**Instructions to follow**
Copy each line of the data below exactly, leaving out pictures.

**Provided material**
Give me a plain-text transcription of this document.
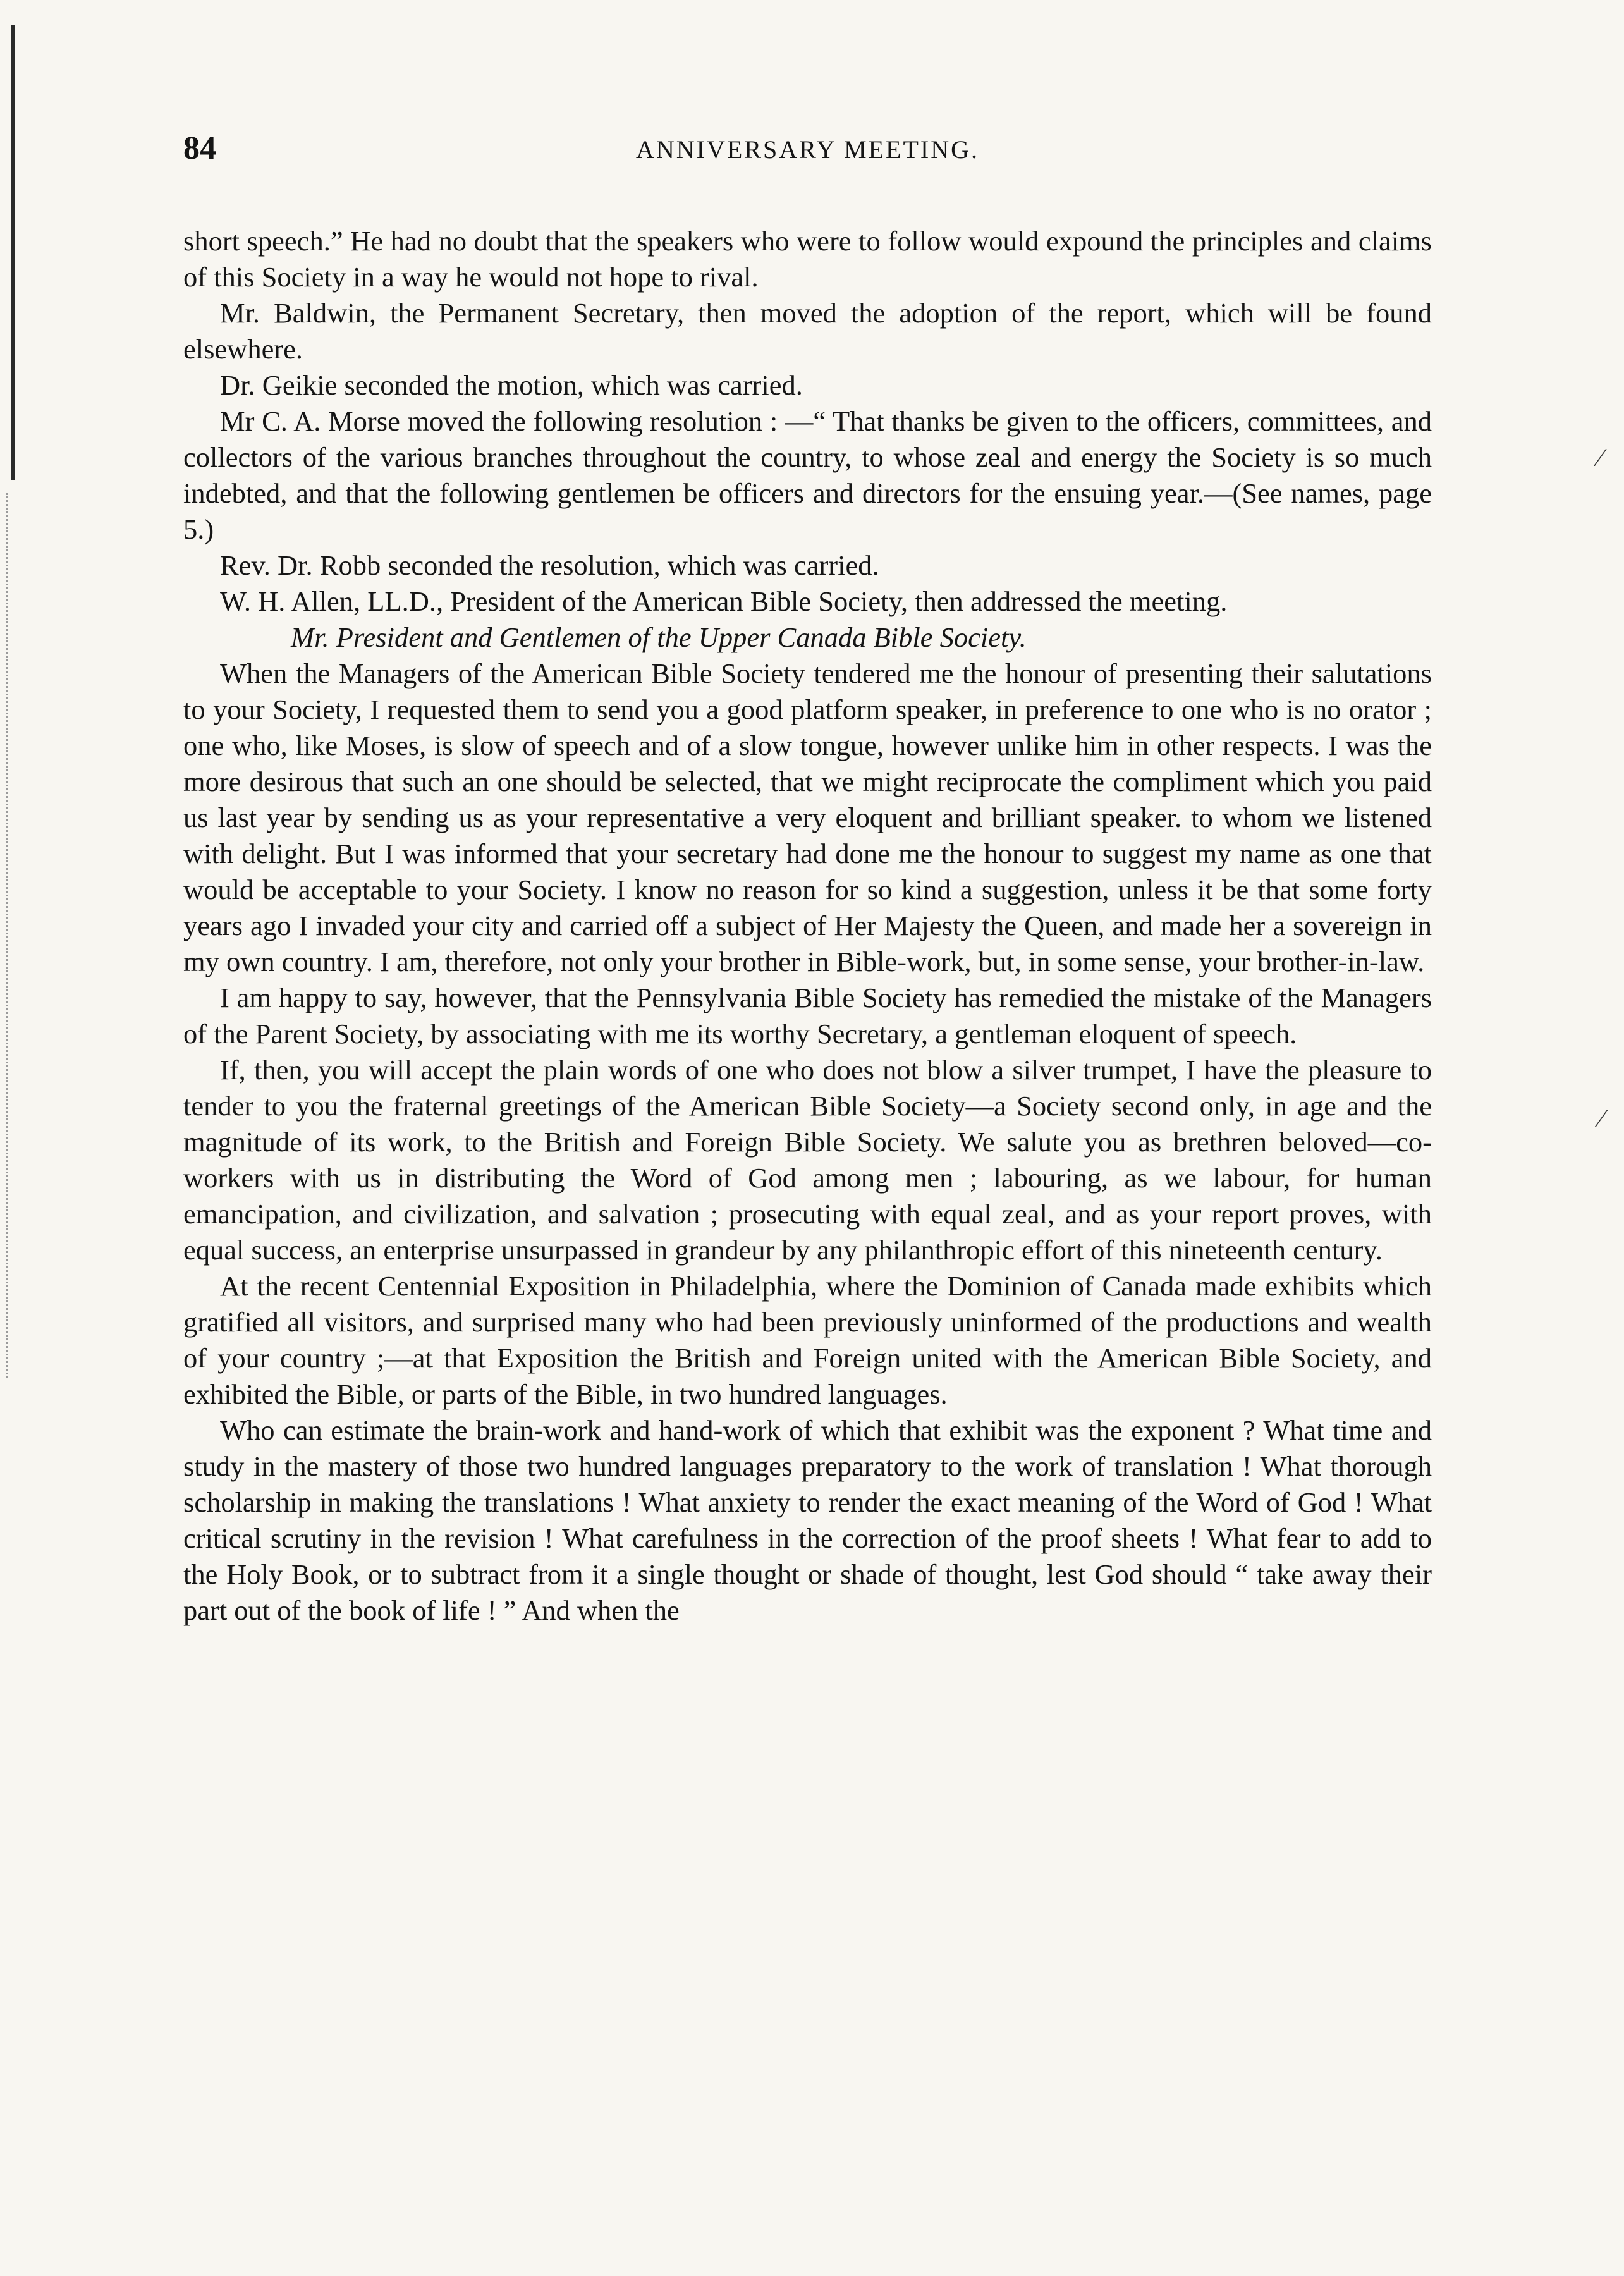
84	ANNIVERSARY MEETING.

short speech.” He had no doubt that the speakers who were to follow would expound the principles and claims of this Society in a way he would not hope to rival.

Mr. Baldwin, the Permanent Secretary, then moved the adoption of the report, which will be found elsewhere.

Dr. Geikie seconded the motion, which was carried.

Mr C. A. Morse moved the following resolution : —“ That thanks be given to the officers, committees, and collectors of the various branches throughout the country, to whose zeal and energy the Society is so much indebted, and that the following gentlemen be officers and directors for the ensuing year.—(See names, page 5.)

Rev. Dr. Robb seconded the resolution, which was carried.

W. H. Allen, LL.D., President of the American Bible Society, then addressed the meeting.

Mr. President and Gentlemen of the Upper Canada Bible Society.

When the Managers of the American Bible Society tendered me the honour of presenting their salutations to your Society, I requested them to send you a good platform speaker, in preference to one who is no orator ; one who, like Moses, is slow of speech and of a slow tongue, however unlike him in other respects. I was the more desirous that such an one should be selected, that we might reciprocate the compliment which you paid us last year by sending us as your representative a very eloquent and brilliant speaker. to whom we listened with delight. But I was informed that your secretary had done me the honour to suggest my name as one that would be acceptable to your Society. I know no reason for so kind a suggestion, unless it be that some forty years ago I invaded your city and carried off a subject of Her Majesty the Queen, and made her a sovereign in my own country. I am, therefore, not only your brother in Bible-work, but, in some sense, your brother-in-law.

I am happy to say, however, that the Pennsylvania Bible Society has remedied the mistake of the Managers of the Parent Society, by associating with me its worthy Secretary, a gentleman eloquent of speech.

If, then, you will accept the plain words of one who does not blow a silver trumpet, I have the pleasure to tender to you the fraternal greetings of the American Bible Society—a Society second only, in age and the magnitude of its work, to the British and Foreign Bible Society. We salute you as brethren beloved—co-workers with us in distributing the Word of God among men ; labouring, as we labour, for human emancipation, and civilization, and salvation ; prosecuting with equal zeal, and as your report proves, with equal success, an enterprise unsurpassed in grandeur by any philanthropic effort of this nineteenth century.

At the recent Centennial Exposition in Philadelphia, where the Dominion of Canada made exhibits which gratified all visitors, and surprised many who had been previously uninformed of the productions and wealth of your country ;—at that Exposition the British and Foreign united with the American Bible Society, and exhibited the Bible, or parts of the Bible, in two hundred languages.

Who can estimate the brain-work and hand-work of which that exhibit was the exponent ? What time and study in the mastery of those two hundred languages preparatory to the work of translation ! What thorough scholarship in making the translations ! What anxiety to render the exact meaning of the Word of God ! What critical scrutiny in the revision ! What carefulness in the correction of the proof sheets ! What fear to add to the Holy Book, or to subtract from it a single thought or shade of thought, lest God should “ take away their part out of the book of life ! ” And when the

⁄
⁄
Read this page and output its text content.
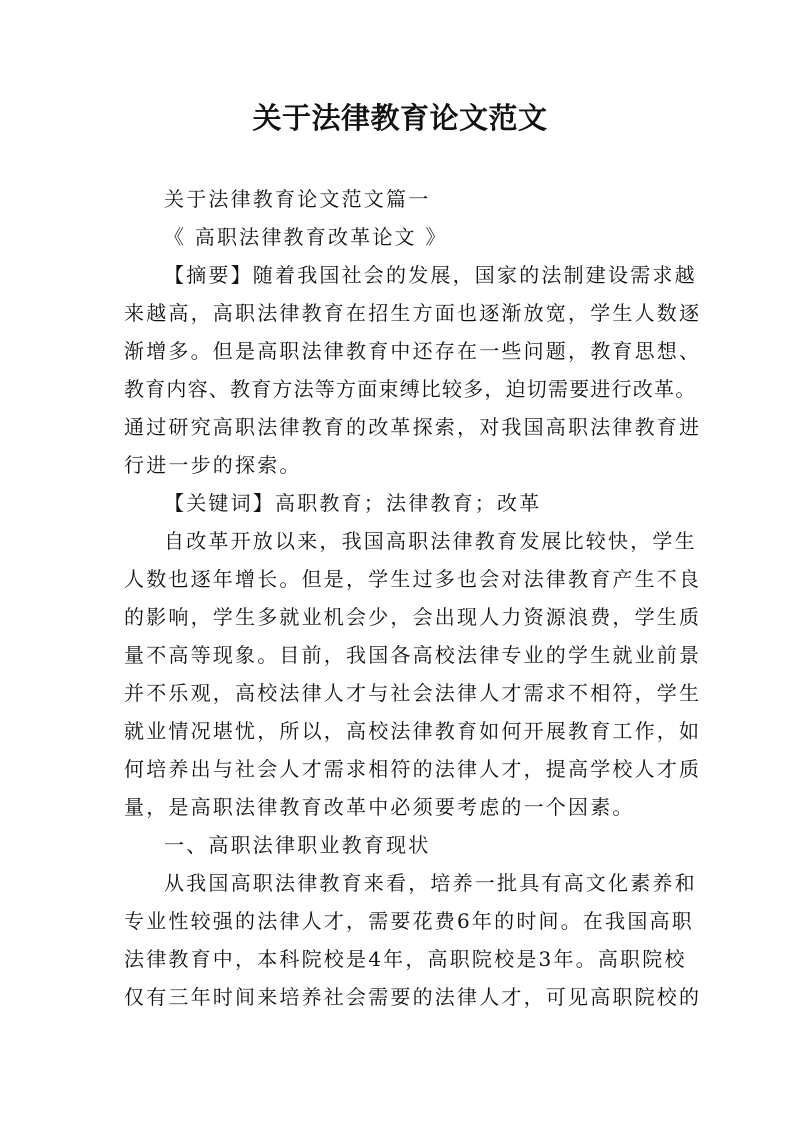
关于法律教育论文范文
关于法律教育论文范文篇一
《 高职法律教育改革论文 》
【摘要】随着我国社会的发展，国家的法制建设需求越
来越高，高职法律教育在招生方面也逐渐放宽，学生人数逐
渐增多。但是高职法律教育中还存在一些问题，教育思想、
教育内容、教育方法等方面束缚比较多，迫切需要进行改革。
通过研究高职法律教育的改革探索，对我国高职法律教育进
行进一步的探索。
【关键词】高职教育；法律教育；改革
自改革开放以来，我国高职法律教育发展比较快，学生
人数也逐年增长。但是，学生过多也会对法律教育产生不良
的影响，学生多就业机会少，会出现人力资源浪费，学生质
量不高等现象。目前，我国各高校法律专业的学生就业前景
并不乐观，高校法律人才与社会法律人才需求不相符，学生
就业情况堪忧，所以，高校法律教育如何开展教育工作，如
何培养出与社会人才需求相符的法律人才，提高学校人才质
量，是高职法律教育改革中必须要考虑的一个因素。
一、高职法律职业教育现状
从我国高职法律教育来看，培养一批具有高文化素养和
专业性较强的法律人才，需要花费6年的时间。在我国高职
法律教育中，本科院校是4年，高职院校是3年。高职院校
仅有三年时间来培养社会需要的法律人才，可见高职院校的
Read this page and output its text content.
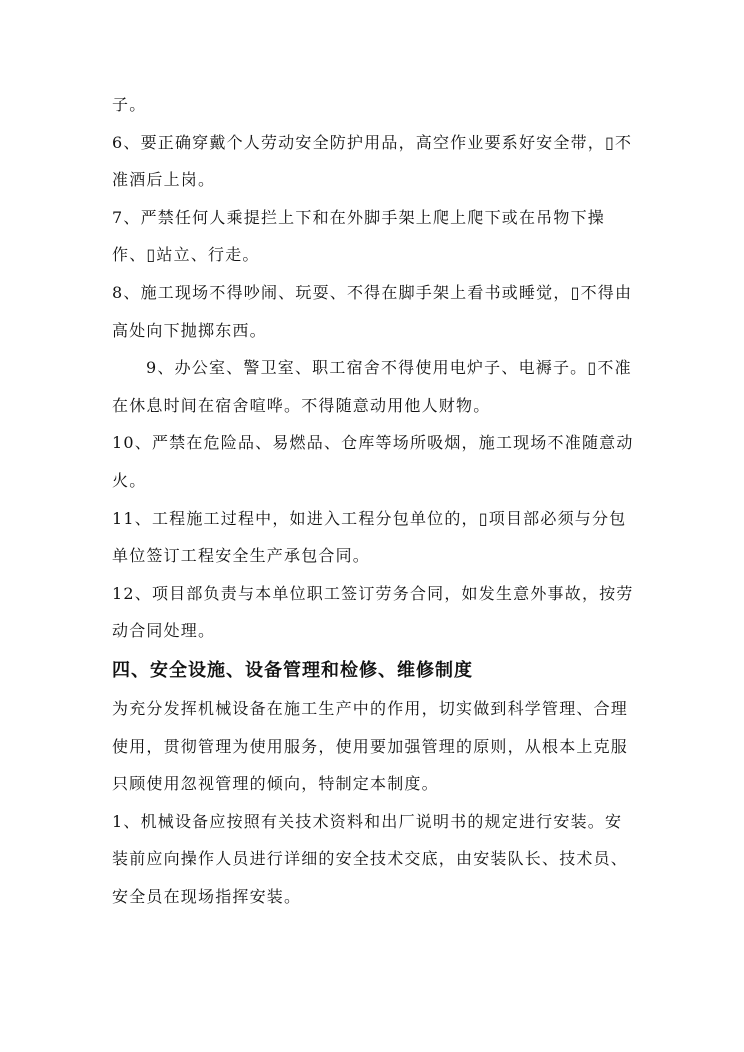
子。

6、要正确穿戴个人劳动安全防护用品，高空作业要系好安全带，▯不准酒后上岗。

7、严禁任何人乘提拦上下和在外脚手架上爬上爬下或在吊物下操作、▯站立、行走。

8、施工现场不得吵闹、玩耍、不得在脚手架上看书或睡觉，▯不得由高处向下抛掷东西。

9、办公室、警卫室、职工宿舍不得使用电炉子、电褥子。▯不准在休息时间在宿舍喧哗。不得随意动用他人财物。

10、严禁在危险品、易燃品、仓库等场所吸烟，施工现场不准随意动火。

11、工程施工过程中，如进入工程分包单位的，▯项目部必须与分包单位签订工程安全生产承包合同。

12、项目部负责与本单位职工签订劳务合同，如发生意外事故，按劳动合同处理。

四、安全设施、设备管理和检修、维修制度

为充分发挥机械设备在施工生产中的作用，切实做到科学管理、合理使用，贯彻管理为使用服务，使用要加强管理的原则，从根本上克服只顾使用忽视管理的倾向，特制定本制度。

1、机械设备应按照有关技术资料和出厂说明书的规定进行安装。安装前应向操作人员进行详细的安全技术交底，由安装队长、技术员、安全员在现场指挥安装。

**Output below**
Give me a plain-text transcription of this document.
84	ANNIVERSARY MEETING.

short speech.” He had no doubt that the speakers who were to follow would expound the principles and claims of this Society in a way he would not hope to rival.

Mr. Baldwin, the Permanent Secretary, then moved the adoption of the report, which will be found elsewhere.

Dr. Geikie seconded the motion, which was carried.

Mr C. A. Morse moved the following resolution : —“ That thanks be given to the officers, committees, and collectors of the various branches throughout the country, to whose zeal and energy the Society is so much indebted, and that the following gentlemen be officers and directors for the ensuing year.—(See names, page 5.)

Rev. Dr. Robb seconded the resolution, which was carried.

W. H. Allen, LL.D., President of the American Bible Society, then addressed the meeting.

Mr. President and Gentlemen of the Upper Canada Bible Society.

When the Managers of the American Bible Society tendered me the honour of presenting their salutations to your Society, I requested them to send you a good platform speaker, in preference to one who is no orator ; one who, like Moses, is slow of speech and of a slow tongue, however unlike him in other respects. I was the more desirous that such an one should be selected, that we might reciprocate the compliment which you paid us last year by sending us as your representative a very eloquent and brilliant speaker. to whom we listened with delight. But I was informed that your secretary had done me the honour to suggest my name as one that would be acceptable to your Society. I know no reason for so kind a suggestion, unless it be that some forty years ago I invaded your city and carried off a subject of Her Majesty the Queen, and made her a sovereign in my own country. I am, therefore, not only your brother in Bible-work, but, in some sense, your brother-in-law.

I am happy to say, however, that the Pennsylvania Bible Society has remedied the mistake of the Managers of the Parent Society, by associating with me its worthy Secretary, a gentleman eloquent of speech.

If, then, you will accept the plain words of one who does not blow a silver trumpet, I have the pleasure to tender to you the fraternal greetings of the American Bible Society—a Society second only, in age and the magnitude of its work, to the British and Foreign Bible Society. We salute you as brethren beloved—co-workers with us in distributing the Word of God among men ; labouring, as we labour, for human emancipation, and civilization, and salvation ; prosecuting with equal zeal, and as your report proves, with equal success, an enterprise unsurpassed in grandeur by any philanthropic effort of this nineteenth century.

At the recent Centennial Exposition in Philadelphia, where the Dominion of Canada made exhibits which gratified all visitors, and surprised many who had been previously uninformed of the productions and wealth of your country ;—at that Exposition the British and Foreign united with the American Bible Society, and exhibited the Bible, or parts of the Bible, in two hundred languages.

Who can estimate the brain-work and hand-work of which that exhibit was the exponent ? What time and study in the mastery of those two hundred languages preparatory to the work of translation ! What thorough scholarship in making the translations ! What anxiety to render the exact meaning of the Word of God ! What critical scrutiny in the revision ! What carefulness in the correction of the proof sheets ! What fear to add to the Holy Book, or to subtract from it a single thought or shade of thought, lest God should “ take away their part out of the book of life ! ” And when the

⁄
⁄
Read this page and output its text content.
关于法律教育论文范文
关于法律教育论文范文篇一
《 高职法律教育改革论文 》
【摘要】随着我国社会的发展，国家的法制建设需求越
来越高，高职法律教育在招生方面也逐渐放宽，学生人数逐
渐增多。但是高职法律教育中还存在一些问题，教育思想、
教育内容、教育方法等方面束缚比较多，迫切需要进行改革。
通过研究高职法律教育的改革探索，对我国高职法律教育进
行进一步的探索。
【关键词】高职教育；法律教育；改革
自改革开放以来，我国高职法律教育发展比较快，学生
人数也逐年增长。但是，学生过多也会对法律教育产生不良
的影响，学生多就业机会少，会出现人力资源浪费，学生质
量不高等现象。目前，我国各高校法律专业的学生就业前景
并不乐观，高校法律人才与社会法律人才需求不相符，学生
就业情况堪忧，所以，高校法律教育如何开展教育工作，如
何培养出与社会人才需求相符的法律人才，提高学校人才质
量，是高职法律教育改革中必须要考虑的一个因素。
一、高职法律职业教育现状
从我国高职法律教育来看，培养一批具有高文化素养和
专业性较强的法律人才，需要花费6年的时间。在我国高职
法律教育中，本科院校是4年，高职院校是3年。高职院校
仅有三年时间来培养社会需要的法律人才，可见高职院校的
Read this page and output its text content.
子。

6、要正确穿戴个人劳动安全防护用品，高空作业要系好安全带，▯不准酒后上岗。

7、严禁任何人乘提拦上下和在外脚手架上爬上爬下或在吊物下操作、▯站立、行走。

8、施工现场不得吵闹、玩耍、不得在脚手架上看书或睡觉，▯不得由高处向下抛掷东西。

9、办公室、警卫室、职工宿舍不得使用电炉子、电褥子。▯不准在休息时间在宿舍喧哗。不得随意动用他人财物。

10、严禁在危险品、易燃品、仓库等场所吸烟，施工现场不准随意动火。

11、工程施工过程中，如进入工程分包单位的，▯项目部必须与分包单位签订工程安全生产承包合同。

12、项目部负责与本单位职工签订劳务合同，如发生意外事故，按劳动合同处理。

四、安全设施、设备管理和检修、维修制度

为充分发挥机械设备在施工生产中的作用，切实做到科学管理、合理使用，贯彻管理为使用服务，使用要加强管理的原则，从根本上克服只顾使用忽视管理的倾向，特制定本制度。

1、机械设备应按照有关技术资料和出厂说明书的规定进行安装。安装前应向操作人员进行详细的安全技术交底，由安装队长、技术员、安全员在现场指挥安装。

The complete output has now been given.